[START RECORDS FOR THIS EXERCISE]
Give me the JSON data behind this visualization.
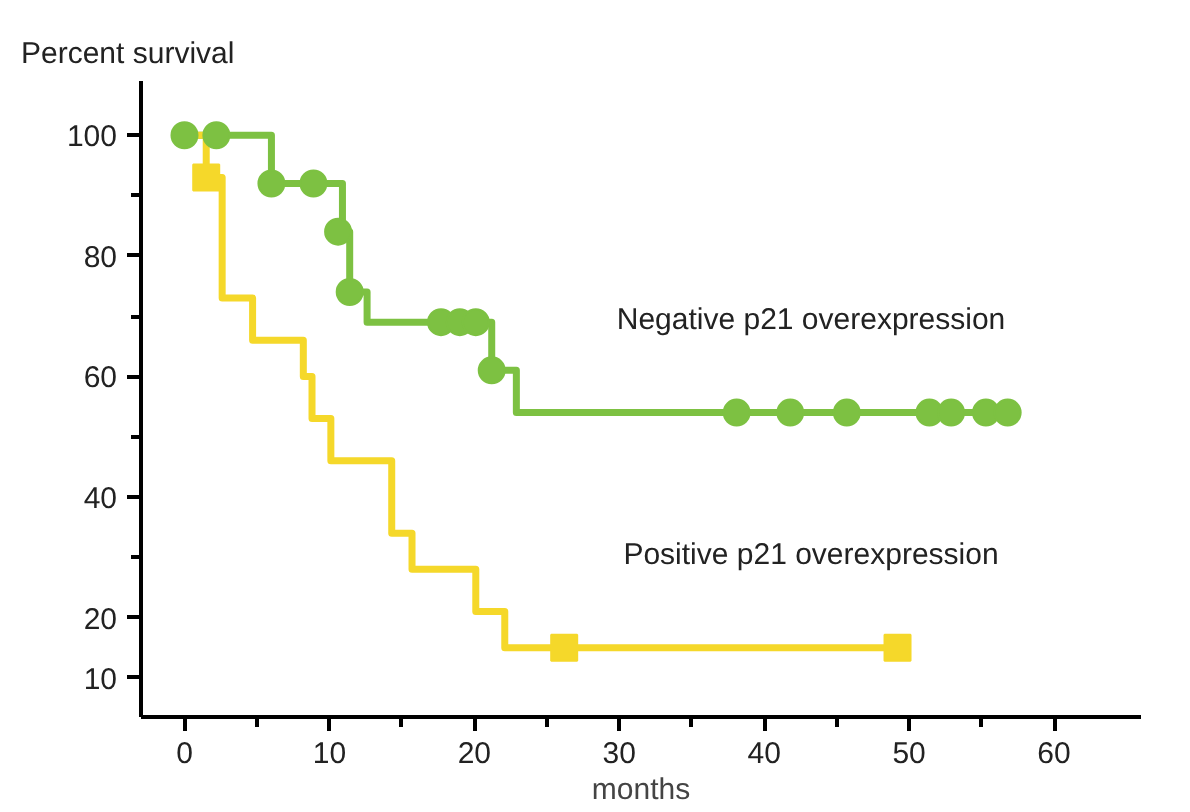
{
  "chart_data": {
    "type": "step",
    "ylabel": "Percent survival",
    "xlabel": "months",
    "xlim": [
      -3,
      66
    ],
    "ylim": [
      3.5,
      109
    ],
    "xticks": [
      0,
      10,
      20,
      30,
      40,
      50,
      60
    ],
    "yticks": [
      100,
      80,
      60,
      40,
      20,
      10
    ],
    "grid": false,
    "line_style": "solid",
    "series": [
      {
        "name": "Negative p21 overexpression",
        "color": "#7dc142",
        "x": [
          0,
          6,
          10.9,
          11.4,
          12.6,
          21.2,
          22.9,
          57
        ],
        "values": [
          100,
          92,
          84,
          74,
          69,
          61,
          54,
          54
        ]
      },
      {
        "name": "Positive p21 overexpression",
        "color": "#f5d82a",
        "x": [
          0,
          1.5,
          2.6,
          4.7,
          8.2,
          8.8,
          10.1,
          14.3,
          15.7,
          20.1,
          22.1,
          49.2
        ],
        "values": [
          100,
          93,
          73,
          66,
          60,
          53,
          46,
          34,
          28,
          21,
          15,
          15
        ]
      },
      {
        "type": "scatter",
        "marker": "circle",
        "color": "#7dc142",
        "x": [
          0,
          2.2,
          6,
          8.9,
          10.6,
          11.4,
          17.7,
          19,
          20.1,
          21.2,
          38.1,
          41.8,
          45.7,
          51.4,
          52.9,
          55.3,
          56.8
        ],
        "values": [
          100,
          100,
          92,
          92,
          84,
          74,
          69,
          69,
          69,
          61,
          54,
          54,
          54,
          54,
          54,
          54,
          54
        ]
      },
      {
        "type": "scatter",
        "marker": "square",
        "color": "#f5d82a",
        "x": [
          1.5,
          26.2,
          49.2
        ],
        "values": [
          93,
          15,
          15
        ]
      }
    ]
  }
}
[END RECORDS FOR THIS EXERCISE]
[START RECORDS FOR THIS EXERCISE]
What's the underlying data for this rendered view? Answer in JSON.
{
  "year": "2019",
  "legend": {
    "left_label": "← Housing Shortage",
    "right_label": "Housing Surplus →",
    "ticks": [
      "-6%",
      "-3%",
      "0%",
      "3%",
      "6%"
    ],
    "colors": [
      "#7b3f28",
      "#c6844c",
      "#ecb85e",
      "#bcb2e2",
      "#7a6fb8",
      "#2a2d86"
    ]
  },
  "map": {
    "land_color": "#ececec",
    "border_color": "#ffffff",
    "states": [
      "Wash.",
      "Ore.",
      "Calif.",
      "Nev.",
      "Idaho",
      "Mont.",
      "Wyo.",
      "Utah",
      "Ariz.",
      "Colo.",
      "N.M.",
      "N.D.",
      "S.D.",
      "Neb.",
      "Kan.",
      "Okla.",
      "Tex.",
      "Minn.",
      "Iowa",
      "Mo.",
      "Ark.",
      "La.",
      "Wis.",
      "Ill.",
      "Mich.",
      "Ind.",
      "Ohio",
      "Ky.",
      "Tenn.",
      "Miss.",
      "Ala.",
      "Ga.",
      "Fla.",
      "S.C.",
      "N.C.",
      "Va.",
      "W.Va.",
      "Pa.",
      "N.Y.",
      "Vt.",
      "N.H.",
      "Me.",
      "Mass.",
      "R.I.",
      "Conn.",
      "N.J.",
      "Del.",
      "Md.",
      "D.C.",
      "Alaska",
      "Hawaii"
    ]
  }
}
[END RECORDS FOR THIS EXERCISE]
### WRITTEN INSTRUCTION
Check each line above for the string "Housing", then copy the ones that have it.

### EXERCISE ANSWER
    "left_label": "← Housing Shortage",
    "right_label": "Housing Surplus →",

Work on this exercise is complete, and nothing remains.